To be done: Give the number of lines in the listing below that include the word "screenshot", with nothing more.

Data provided:
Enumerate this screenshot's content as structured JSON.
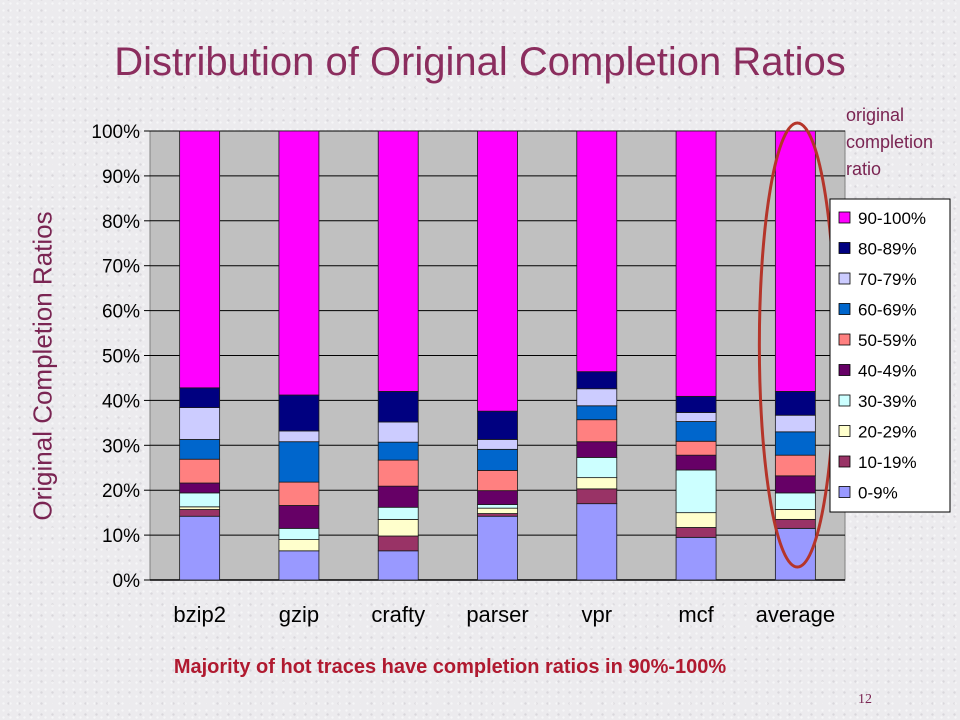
{
  "slide": {
    "title": "Distribution of Original Completion Ratios",
    "ylabel": "Original Completion Ratios",
    "legend_title": [
      "original",
      "completion",
      "ratio"
    ],
    "caption": "Majority of hot traces have completion ratios in 90%-100%",
    "page_number": "12"
  },
  "colors": {
    "title": "#8b2d5e",
    "caption": "#b01a30",
    "plot_bg": "#c0c0c0",
    "highlight_ellipse": "#b5352a"
  },
  "chart_data": {
    "type": "bar",
    "stacked": true,
    "percent": true,
    "title": "",
    "xlabel": "",
    "ylabel": "",
    "ylim": [
      0,
      100
    ],
    "yticks": [
      "0%",
      "10%",
      "20%",
      "30%",
      "40%",
      "50%",
      "60%",
      "70%",
      "80%",
      "90%",
      "100%"
    ],
    "grid": true,
    "legend_position": "right",
    "highlighted_category": "average",
    "categories": [
      "bzip2",
      "gzip",
      "crafty",
      "parser",
      "vpr",
      "mcf",
      "average"
    ],
    "series": [
      {
        "name": "0-9%",
        "color": "#9999ff",
        "values": [
          14.2,
          6.5,
          6.5,
          14.2,
          17.0,
          9.5,
          11.5
        ]
      },
      {
        "name": "10-19%",
        "color": "#993366",
        "values": [
          1.5,
          0.0,
          3.3,
          0.6,
          3.3,
          2.2,
          2.0
        ]
      },
      {
        "name": "20-29%",
        "color": "#ffffcc",
        "values": [
          0.6,
          2.5,
          3.7,
          1.2,
          2.5,
          3.3,
          2.2
        ]
      },
      {
        "name": "30-39%",
        "color": "#ccffff",
        "values": [
          3.1,
          2.5,
          2.7,
          0.8,
          4.5,
          9.5,
          3.7
        ]
      },
      {
        "name": "40-49%",
        "color": "#660066",
        "values": [
          2.2,
          5.1,
          4.7,
          3.1,
          3.5,
          3.3,
          3.8
        ]
      },
      {
        "name": "50-59%",
        "color": "#ff8080",
        "values": [
          5.3,
          5.2,
          5.8,
          4.5,
          4.9,
          3.1,
          4.6
        ]
      },
      {
        "name": "60-69%",
        "color": "#0066cc",
        "values": [
          4.4,
          9.0,
          4.0,
          4.7,
          3.1,
          4.4,
          5.2
        ]
      },
      {
        "name": "70-79%",
        "color": "#ccccff",
        "values": [
          7.1,
          2.4,
          4.5,
          2.2,
          3.8,
          2.0,
          3.7
        ]
      },
      {
        "name": "80-89%",
        "color": "#000080",
        "values": [
          4.4,
          8.0,
          6.8,
          6.3,
          3.8,
          3.6,
          5.3
        ]
      },
      {
        "name": "90-100%",
        "color": "#ff00ff",
        "values": [
          57.2,
          58.8,
          58.0,
          62.4,
          53.6,
          59.1,
          58.0
        ]
      }
    ]
  }
}
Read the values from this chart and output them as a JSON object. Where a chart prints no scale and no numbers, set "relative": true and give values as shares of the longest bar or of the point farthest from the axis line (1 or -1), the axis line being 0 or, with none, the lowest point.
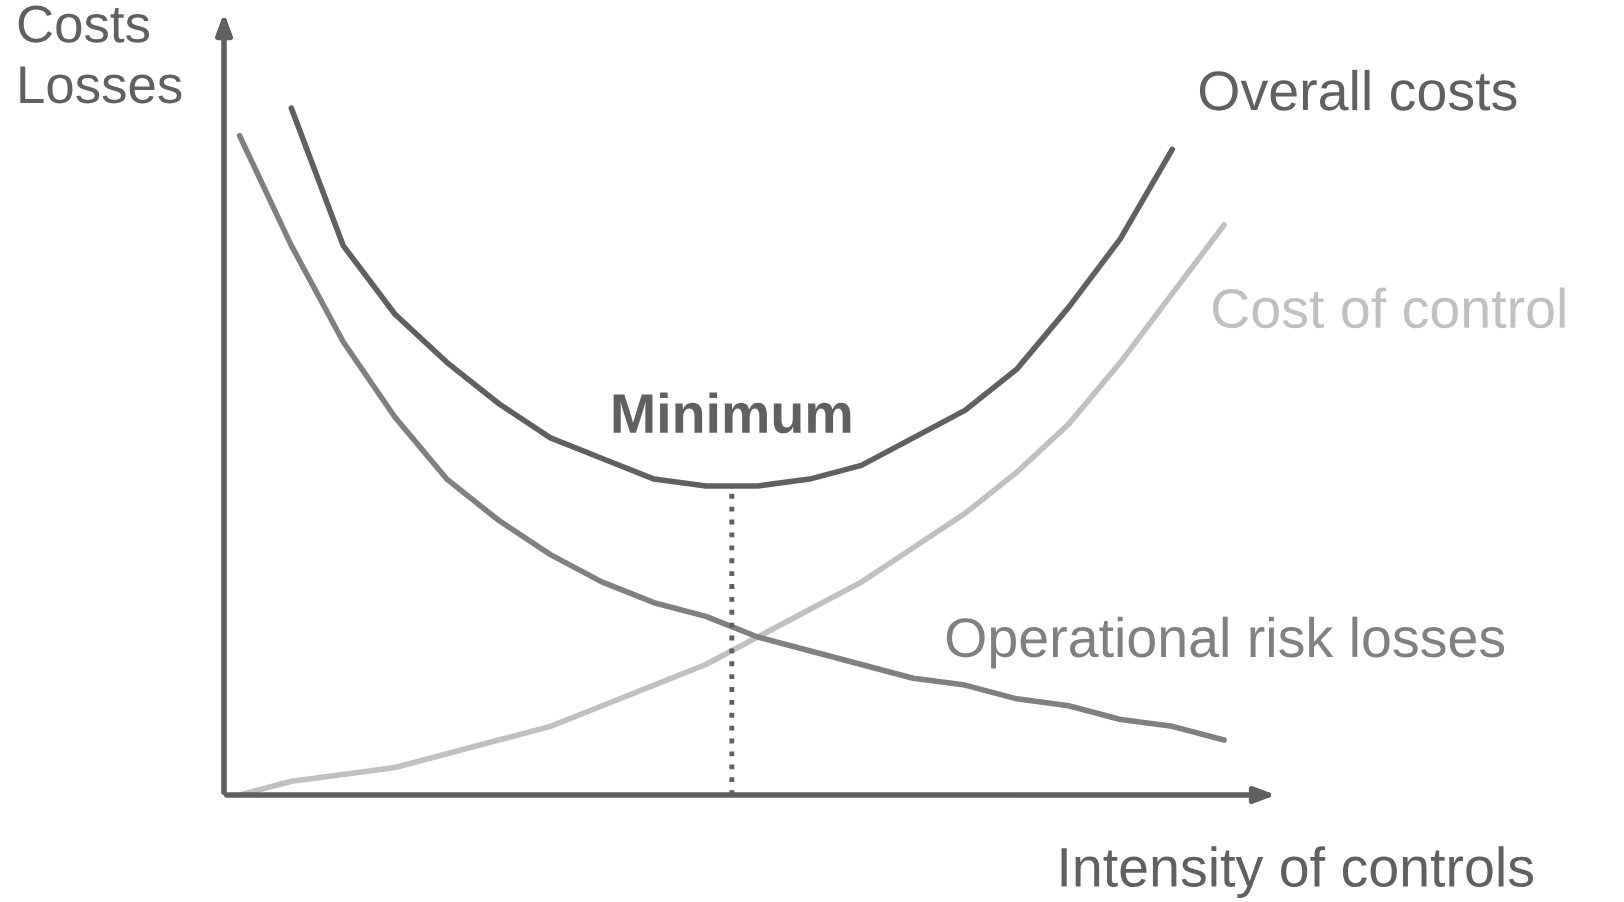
{
  "chart_data": {
    "type": "line",
    "relative": true,
    "xlabel": "Intensity of controls",
    "ylabel": "Costs\nLosses",
    "categories": [
      null,
      null,
      null,
      null,
      null,
      null,
      null,
      null,
      null,
      null,
      null,
      null,
      null,
      null,
      null,
      null,
      null,
      null,
      null,
      null
    ],
    "series": [
      {
        "name": "Overall costs",
        "color": "#606060",
        "values": [
          null,
          1.0,
          0.8,
          0.7,
          0.63,
          0.57,
          0.52,
          0.49,
          0.46,
          0.45,
          0.45,
          0.46,
          0.48,
          0.52,
          0.56,
          0.62,
          0.71,
          0.81,
          0.94,
          null
        ]
      },
      {
        "name": "Cost of control",
        "color": "#c0c0c0",
        "values": [
          0.0,
          0.02,
          0.03,
          0.04,
          0.06,
          0.08,
          0.1,
          0.13,
          0.16,
          0.19,
          0.23,
          0.27,
          0.31,
          0.36,
          0.41,
          0.47,
          0.54,
          0.63,
          0.73,
          0.83
        ]
      },
      {
        "name": "Operational risk losses",
        "color": "#808080",
        "values": [
          0.96,
          0.8,
          0.66,
          0.55,
          0.46,
          0.4,
          0.35,
          0.31,
          0.28,
          0.26,
          0.23,
          0.21,
          0.19,
          0.17,
          0.16,
          0.14,
          0.13,
          0.11,
          0.1,
          0.08
        ]
      }
    ],
    "annotations": [
      "Minimum"
    ],
    "legend": false
  }
}
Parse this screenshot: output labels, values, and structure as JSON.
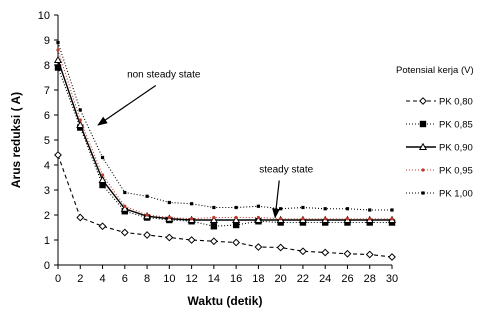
{
  "chart_data": {
    "type": "line",
    "xlabel": "Waktu (detik)",
    "ylabel": "Arus reduksi (    A)",
    "xlim": [
      0,
      30
    ],
    "ylim": [
      0,
      10
    ],
    "x_ticks": [
      0,
      2,
      4,
      6,
      8,
      10,
      12,
      14,
      16,
      18,
      20,
      22,
      24,
      26,
      28,
      30
    ],
    "y_ticks": [
      0,
      1,
      2,
      3,
      4,
      5,
      6,
      7,
      8,
      9,
      10
    ],
    "grid": false,
    "legend_title": "Potensial kerja (V)",
    "legend_position": "right",
    "annotations": [
      {
        "text": "non steady state",
        "x": 9.5,
        "y": 7.5,
        "arrow_to": [
          3.6,
          5.6
        ]
      },
      {
        "text": "steady state",
        "x": 20.5,
        "y": 3.7,
        "arrow_to": [
          19.5,
          1.9
        ]
      }
    ],
    "x": [
      0,
      2,
      4,
      6,
      8,
      10,
      12,
      14,
      16,
      18,
      20,
      22,
      24,
      26,
      28,
      30
    ],
    "series": [
      {
        "name": "PK 0,80",
        "color": "#000000",
        "dash": "4,3",
        "marker": "diamond",
        "values": [
          4.4,
          1.9,
          1.55,
          1.3,
          1.2,
          1.1,
          1.0,
          0.95,
          0.9,
          0.72,
          0.7,
          0.55,
          0.5,
          0.45,
          0.42,
          0.32
        ]
      },
      {
        "name": "PK 0,85",
        "color": "#000000",
        "dash": "1,2",
        "marker": "square",
        "values": [
          7.9,
          5.5,
          3.2,
          2.15,
          1.9,
          1.8,
          1.75,
          1.55,
          1.6,
          1.75,
          1.7,
          1.7,
          1.7,
          1.7,
          1.7,
          1.7
        ]
      },
      {
        "name": "PK 0,90",
        "color": "#000000",
        "dash": "",
        "marker": "triangle",
        "values": [
          8.2,
          5.6,
          3.4,
          2.25,
          1.95,
          1.85,
          1.8,
          1.8,
          1.8,
          1.8,
          1.8,
          1.8,
          1.8,
          1.8,
          1.8,
          1.8
        ]
      },
      {
        "name": "PK 0,95",
        "color": "#c0392b",
        "dash": "1,2",
        "marker": "dot",
        "values": [
          8.6,
          5.8,
          3.6,
          2.35,
          2.0,
          1.9,
          1.85,
          1.9,
          1.9,
          1.9,
          1.85,
          1.85,
          1.85,
          1.85,
          1.85,
          1.85
        ]
      },
      {
        "name": "PK 1,00",
        "color": "#000000",
        "dash": "1,2",
        "marker": "smallsquare",
        "values": [
          8.9,
          6.2,
          4.3,
          2.9,
          2.75,
          2.5,
          2.45,
          2.3,
          2.3,
          2.35,
          2.25,
          2.3,
          2.25,
          2.25,
          2.2,
          2.2
        ]
      }
    ]
  }
}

Expected output: 2